### Do this
Transcribe the records without any change, beginning at the line that contains "buy-button[interactable]: 🛒 购买 (811, 720, 869, 731)" and stopping after the line that contains "cell-google-index: 0篇 (614, 636, 688, 674)".
--- Begin Records supplied ---
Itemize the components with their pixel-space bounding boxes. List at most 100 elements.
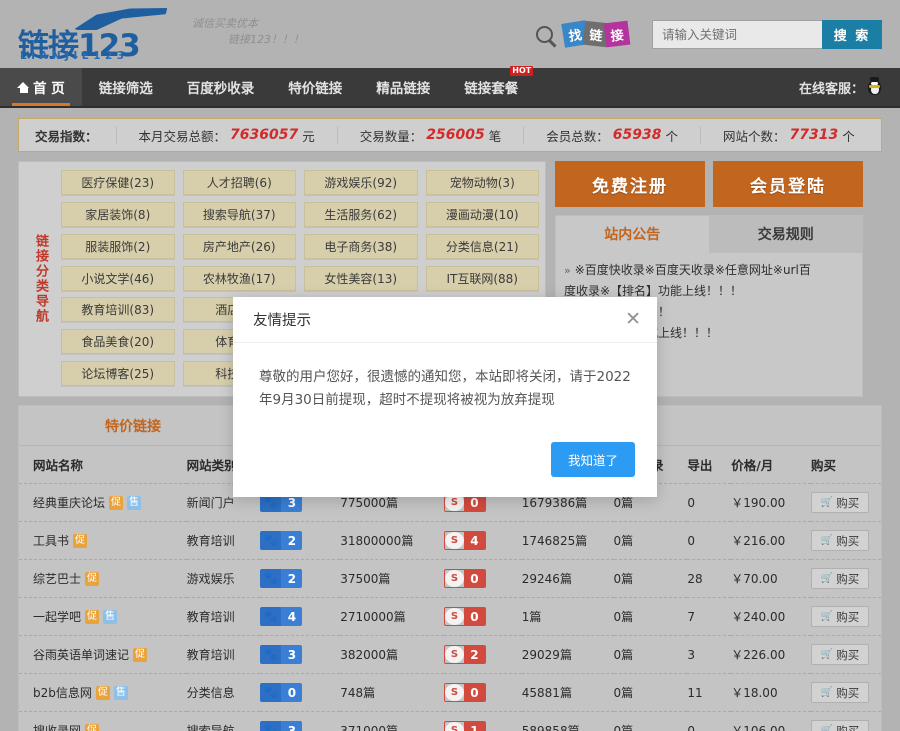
buy-button[interactable]: 🛒 购买 (811, 720, 869, 731)
cell-export: 3 (687, 636, 731, 674)
nav-item-special-price-links[interactable]: 特价链接 (271, 68, 359, 106)
cell-price: ￥190.00 (731, 484, 811, 522)
baidu-weight-badge: 🐾 4 (260, 607, 302, 626)
category-item[interactable]: 分类信息(21) (426, 234, 540, 259)
nav-item-link-packages[interactable]: HOT 链接套餐 (447, 68, 535, 106)
nav-item-home[interactable]: 首 页 (0, 68, 82, 106)
category-item[interactable]: 宠物动物(3) (426, 170, 540, 195)
table-row[interactable]: 搜收录网促 搜索导航 🐾 3 371000篇 S 1 589858篇 0篇 0 (19, 712, 881, 731)
stat-member-count-unit: 个 (665, 126, 678, 145)
category-item[interactable]: 房产地产(26) (183, 234, 297, 259)
cell-buy: 🛒 购买 (811, 712, 881, 731)
stat-monthly-total-unit: 元 (302, 126, 315, 145)
cell-price: ￥70.00 (731, 560, 811, 598)
category-item[interactable]: 教育培训(83) (61, 297, 175, 322)
cell-site-name[interactable]: 经典重庆论坛促售 (19, 484, 187, 522)
buy-button[interactable]: 🛒 购买 (811, 644, 869, 665)
cell-google-index: 0篇 (614, 636, 688, 674)
category-item[interactable]: 小说文学(46) (61, 266, 175, 291)
category-item[interactable]: 生活服务(62) (304, 202, 418, 227)
category-item[interactable]: 论坛博客(25) (61, 361, 175, 386)
baidu-weight-value: 3 (281, 645, 302, 664)
site-slogan: 诚信买卖优本 链接123！！！ (186, 12, 346, 56)
buy-button[interactable]: 🛒 购买 (811, 606, 869, 627)
table-row[interactable]: 综艺巴士促 游戏娱乐 🐾 2 37500篇 S 0 29246篇 0篇 28 (19, 560, 881, 598)
tab-trading-rules[interactable]: 交易规则 (709, 216, 863, 253)
category-item[interactable]: 人才招聘(6) (183, 170, 297, 195)
stat-transaction-count-label: 交易数量： (360, 126, 423, 145)
cell-google-index: 0篇 (614, 560, 688, 598)
search-button[interactable]: 搜 索 (822, 20, 882, 49)
buy-button[interactable]: 🛒 购买 (811, 492, 869, 513)
category-item[interactable]: 家居装饰(8) (61, 202, 175, 227)
nav-item-premium-links[interactable]: 精品链接 (359, 68, 447, 106)
table-row[interactable]: 谷雨英语单词速记促 教育培训 🐾 3 382000篇 S 2 29029篇 0篇 (19, 636, 881, 674)
buy-button[interactable]: 🛒 购买 (811, 530, 869, 551)
site-logo[interactable]: 链接123 LIANJIE123 (18, 6, 168, 62)
modal-body-text: 尊敬的用户您好，很遗憾的通知您，本站即将关闭，请于2022年9月30日前提现，超… (233, 343, 657, 420)
table-row[interactable]: 工具书促 教育培训 🐾 2 31800000篇 S 4 1746825篇 0篇 (19, 522, 881, 560)
baidu-paw-icon: 🐾 (260, 683, 281, 702)
table-body: 经典重庆论坛促售 新闻门户 🐾 3 775000篇 S 0 1679386篇 0… (19, 484, 881, 731)
category-item[interactable]: 漫画动漫(10) (426, 202, 540, 227)
qq-penguin-icon[interactable] (867, 78, 882, 96)
nav-item-link-filter[interactable]: 链接筛选 (82, 68, 170, 106)
cell-site-category: 搜索导航 (187, 712, 261, 731)
baidu-weight-badge: 🐾 2 (260, 531, 302, 550)
online-service[interactable]: 在线客服： (799, 68, 900, 106)
sogou-weight-badge: S 0 (444, 607, 486, 626)
register-button[interactable]: 免费注册 (555, 161, 705, 207)
category-item[interactable]: 游戏娱乐(92) (304, 170, 418, 195)
category-item[interactable]: 搜索导航(37) (183, 202, 297, 227)
home-icon (17, 82, 30, 93)
sogou-s-icon: S (445, 570, 464, 587)
cell-site-name[interactable]: 综艺巴士促 (19, 560, 187, 598)
cell-baidu-index: 31800000篇 (340, 522, 444, 560)
tab-special-price-links[interactable]: 特价链接 (19, 406, 247, 445)
sogou-weight-value: 2 (464, 646, 485, 663)
notice-list-item[interactable]: » ※百度快收录※百度天收录※任意网址※url百 (564, 260, 854, 281)
promo-badge: 促 (73, 534, 87, 548)
category-item[interactable]: IT互联网(88) (426, 266, 540, 291)
sogou-weight-value: 4 (464, 532, 485, 549)
modal-confirm-button[interactable]: 我知道了 (551, 442, 635, 477)
category-item[interactable]: 女性美容(13) (304, 266, 418, 291)
buy-button-label: 购买 (836, 609, 859, 625)
category-item[interactable]: 服装服饰(2) (61, 234, 175, 259)
search-input[interactable] (652, 20, 822, 49)
cell-baidu-index: 2710000篇 (340, 598, 444, 636)
table-row[interactable]: b2b信息网促售 分类信息 🐾 0 748篇 S 0 45881篇 0篇 11 (19, 674, 881, 712)
main-navigation: 首 页 链接筛选 百度秒收录 特价链接 精品链接 HOT 链接套餐 在线客服： (0, 68, 900, 108)
table-row[interactable]: 一起学吧促售 教育培训 🐾 4 2710000篇 S 0 1篇 0篇 7 (19, 598, 881, 636)
buy-button[interactable]: 🛒 购买 (811, 682, 869, 703)
cell-site-name[interactable]: b2b信息网促售 (19, 674, 187, 712)
site-name-text: 工具书 (33, 532, 69, 549)
stats-label: 交易指数： (19, 126, 116, 145)
logo-sub-text: LIANJIE123 (20, 50, 128, 62)
category-item[interactable]: 农林牧渔(17) (183, 266, 297, 291)
category-item[interactable]: 食品美食(20) (61, 329, 175, 354)
category-item[interactable]: 电子商务(38) (304, 234, 418, 259)
search-logo-tiles: 找 链 接 (563, 22, 626, 46)
page-root: 链接123 LIANJIE123 诚信买卖优本 链接123！！！ 找 链 接 搜… (0, 0, 900, 731)
stat-member-count-label: 会员总数： (546, 126, 609, 145)
cell-site-name[interactable]: 工具书促 (19, 522, 187, 560)
cell-site-name[interactable]: 一起学吧促售 (19, 598, 187, 636)
tab-site-announcements[interactable]: 站内公告 (556, 216, 709, 253)
buy-button[interactable]: 🛒 购买 (811, 568, 869, 589)
sogou-weight-badge: S 0 (444, 569, 486, 588)
close-icon[interactable]: ✕ (625, 310, 641, 329)
promo-badge: 促 (85, 572, 99, 586)
category-item[interactable]: 医疗保健(23) (61, 170, 175, 195)
baidu-weight-badge: 🐾 0 (260, 683, 302, 702)
site-name-text: 搜收录网 (33, 722, 81, 731)
cell-site-category: 游戏娱乐 (187, 560, 261, 598)
site-header: 链接123 LIANJIE123 诚信买卖优本 链接123！！！ 找 链 接 搜… (0, 0, 900, 68)
login-button[interactable]: 会员登陆 (713, 161, 863, 207)
cell-site-category: 教育培训 (187, 522, 261, 560)
modal-footer: 我知道了 (233, 420, 657, 497)
cell-site-name[interactable]: 搜收录网促 (19, 712, 187, 731)
cell-site-name[interactable]: 谷雨英语单词速记促 (19, 636, 187, 674)
nav-item-baidu-instant-index[interactable]: 百度秒收录 (170, 68, 272, 106)
hot-badge: HOT (510, 66, 533, 76)
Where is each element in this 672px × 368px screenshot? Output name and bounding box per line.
--- End Records supplied ---
### Reply to the exercise
buy-button[interactable]: 🛒 购买 (811, 720, 869, 731)
cell-export: 3 (687, 636, 731, 674)
nav-item-special-price-links[interactable]: 特价链接 (271, 68, 359, 106)
cell-price: ￥190.00 (731, 484, 811, 522)
baidu-weight-badge: 🐾 4 (260, 607, 302, 626)
category-item[interactable]: 分类信息(21) (426, 234, 540, 259)
nav-item-link-packages[interactable]: HOT 链接套餐 (447, 68, 535, 106)
nav-item-home[interactable]: 首 页 (0, 68, 82, 106)
category-item[interactable]: 宠物动物(3) (426, 170, 540, 195)
table-row[interactable]: 搜收录网促 搜索导航 🐾 3 371000篇 S 1 589858篇 0篇 0 (19, 712, 881, 731)
stat-member-count-unit: 个 (665, 126, 678, 145)
category-item[interactable]: 房产地产(26) (183, 234, 297, 259)
cell-buy: 🛒 购买 (811, 712, 881, 731)
stat-monthly-total-unit: 元 (302, 126, 315, 145)
cell-price: ￥70.00 (731, 560, 811, 598)
category-item[interactable]: 教育培训(83) (61, 297, 175, 322)
cell-site-name[interactable]: 经典重庆论坛促售 (19, 484, 187, 522)
buy-button[interactable]: 🛒 购买 (811, 644, 869, 665)
cell-google-index: 0篇 (614, 636, 688, 674)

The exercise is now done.